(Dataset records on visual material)
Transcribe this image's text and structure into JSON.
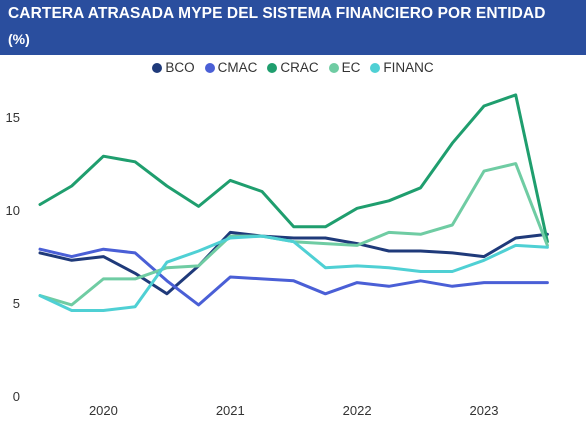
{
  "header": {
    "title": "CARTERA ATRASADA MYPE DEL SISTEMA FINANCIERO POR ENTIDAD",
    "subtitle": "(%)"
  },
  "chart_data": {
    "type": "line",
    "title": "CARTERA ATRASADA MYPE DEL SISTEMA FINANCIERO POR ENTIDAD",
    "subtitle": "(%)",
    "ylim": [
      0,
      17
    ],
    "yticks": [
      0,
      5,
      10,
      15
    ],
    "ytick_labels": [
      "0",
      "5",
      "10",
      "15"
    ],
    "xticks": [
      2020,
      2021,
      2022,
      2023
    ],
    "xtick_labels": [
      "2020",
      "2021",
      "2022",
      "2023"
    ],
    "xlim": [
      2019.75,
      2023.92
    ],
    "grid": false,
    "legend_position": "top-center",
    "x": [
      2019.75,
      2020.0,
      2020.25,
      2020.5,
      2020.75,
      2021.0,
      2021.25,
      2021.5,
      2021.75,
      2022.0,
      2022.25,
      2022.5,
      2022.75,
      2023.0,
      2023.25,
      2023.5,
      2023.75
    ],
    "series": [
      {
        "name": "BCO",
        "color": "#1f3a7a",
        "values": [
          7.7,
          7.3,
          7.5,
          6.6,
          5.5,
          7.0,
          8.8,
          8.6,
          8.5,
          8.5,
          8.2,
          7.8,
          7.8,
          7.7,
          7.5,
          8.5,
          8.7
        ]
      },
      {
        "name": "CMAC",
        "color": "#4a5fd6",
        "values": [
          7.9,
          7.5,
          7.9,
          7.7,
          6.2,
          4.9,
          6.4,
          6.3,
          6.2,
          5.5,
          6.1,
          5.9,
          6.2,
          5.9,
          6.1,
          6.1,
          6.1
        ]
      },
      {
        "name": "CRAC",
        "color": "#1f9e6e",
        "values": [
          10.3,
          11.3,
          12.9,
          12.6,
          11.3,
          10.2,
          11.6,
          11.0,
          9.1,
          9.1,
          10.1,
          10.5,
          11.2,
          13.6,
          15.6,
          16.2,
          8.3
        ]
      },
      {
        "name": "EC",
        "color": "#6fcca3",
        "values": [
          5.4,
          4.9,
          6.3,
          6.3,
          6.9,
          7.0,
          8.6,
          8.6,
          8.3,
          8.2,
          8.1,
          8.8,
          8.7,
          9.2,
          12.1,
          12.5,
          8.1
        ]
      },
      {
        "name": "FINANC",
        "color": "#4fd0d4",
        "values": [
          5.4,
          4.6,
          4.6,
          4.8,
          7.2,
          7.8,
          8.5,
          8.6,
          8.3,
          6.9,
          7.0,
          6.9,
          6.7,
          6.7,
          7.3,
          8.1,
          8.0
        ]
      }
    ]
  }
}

AIM OF THE TASK
Each entry should be repeated exactly as it appears; the pictures stay out.

RESULT
Transcribe this image's text and structure into JSON.
{
  "header": {
    "title": "CARTERA ATRASADA MYPE DEL SISTEMA FINANCIERO POR ENTIDAD",
    "subtitle": "(%)"
  },
  "chart_data": {
    "type": "line",
    "title": "CARTERA ATRASADA MYPE DEL SISTEMA FINANCIERO POR ENTIDAD",
    "subtitle": "(%)",
    "ylim": [
      0,
      17
    ],
    "yticks": [
      0,
      5,
      10,
      15
    ],
    "ytick_labels": [
      "0",
      "5",
      "10",
      "15"
    ],
    "xticks": [
      2020,
      2021,
      2022,
      2023
    ],
    "xtick_labels": [
      "2020",
      "2021",
      "2022",
      "2023"
    ],
    "xlim": [
      2019.75,
      2023.92
    ],
    "grid": false,
    "legend_position": "top-center",
    "x": [
      2019.75,
      2020.0,
      2020.25,
      2020.5,
      2020.75,
      2021.0,
      2021.25,
      2021.5,
      2021.75,
      2022.0,
      2022.25,
      2022.5,
      2022.75,
      2023.0,
      2023.25,
      2023.5,
      2023.75
    ],
    "series": [
      {
        "name": "BCO",
        "color": "#1f3a7a",
        "values": [
          7.7,
          7.3,
          7.5,
          6.6,
          5.5,
          7.0,
          8.8,
          8.6,
          8.5,
          8.5,
          8.2,
          7.8,
          7.8,
          7.7,
          7.5,
          8.5,
          8.7
        ]
      },
      {
        "name": "CMAC",
        "color": "#4a5fd6",
        "values": [
          7.9,
          7.5,
          7.9,
          7.7,
          6.2,
          4.9,
          6.4,
          6.3,
          6.2,
          5.5,
          6.1,
          5.9,
          6.2,
          5.9,
          6.1,
          6.1,
          6.1
        ]
      },
      {
        "name": "CRAC",
        "color": "#1f9e6e",
        "values": [
          10.3,
          11.3,
          12.9,
          12.6,
          11.3,
          10.2,
          11.6,
          11.0,
          9.1,
          9.1,
          10.1,
          10.5,
          11.2,
          13.6,
          15.6,
          16.2,
          8.3
        ]
      },
      {
        "name": "EC",
        "color": "#6fcca3",
        "values": [
          5.4,
          4.9,
          6.3,
          6.3,
          6.9,
          7.0,
          8.6,
          8.6,
          8.3,
          8.2,
          8.1,
          8.8,
          8.7,
          9.2,
          12.1,
          12.5,
          8.1
        ]
      },
      {
        "name": "FINANC",
        "color": "#4fd0d4",
        "values": [
          5.4,
          4.6,
          4.6,
          4.8,
          7.2,
          7.8,
          8.5,
          8.6,
          8.3,
          6.9,
          7.0,
          6.9,
          6.7,
          6.7,
          7.3,
          8.1,
          8.0
        ]
      }
    ]
  }
}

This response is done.